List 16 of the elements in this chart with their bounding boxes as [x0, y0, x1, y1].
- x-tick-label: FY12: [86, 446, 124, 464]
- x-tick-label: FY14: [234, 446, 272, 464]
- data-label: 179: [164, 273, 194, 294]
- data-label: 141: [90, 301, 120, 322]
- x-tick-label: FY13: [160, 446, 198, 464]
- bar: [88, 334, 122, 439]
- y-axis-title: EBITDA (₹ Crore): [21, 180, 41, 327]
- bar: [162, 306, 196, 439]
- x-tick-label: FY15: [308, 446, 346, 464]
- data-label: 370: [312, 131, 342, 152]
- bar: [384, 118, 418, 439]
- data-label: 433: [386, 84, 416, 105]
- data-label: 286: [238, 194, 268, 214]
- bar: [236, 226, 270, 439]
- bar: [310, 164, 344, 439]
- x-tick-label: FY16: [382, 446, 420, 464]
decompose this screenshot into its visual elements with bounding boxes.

####################

#### [Given task]
Reproduce every item above, word for word and line for line.

#### [Answer to the problem]
List 16 of the elements in this chart with their bounding boxes as [x0, y0, x1, y1].
- x-tick-label: FY12: [86, 446, 124, 464]
- x-tick-label: FY14: [234, 446, 272, 464]
- data-label: 179: [164, 273, 194, 294]
- data-label: 141: [90, 301, 120, 322]
- x-tick-label: FY13: [160, 446, 198, 464]
- bar: [88, 334, 122, 439]
- y-axis-title: EBITDA (₹ Crore): [21, 180, 41, 327]
- bar: [162, 306, 196, 439]
- x-tick-label: FY15: [308, 446, 346, 464]
- data-label: 370: [312, 131, 342, 152]
- bar: [384, 118, 418, 439]
- data-label: 433: [386, 84, 416, 105]
- data-label: 286: [238, 194, 268, 214]
- bar: [236, 226, 270, 439]
- bar: [310, 164, 344, 439]
- x-tick-label: FY16: [382, 446, 420, 464]
decompose this screenshot into its visual elements with bounding boxes.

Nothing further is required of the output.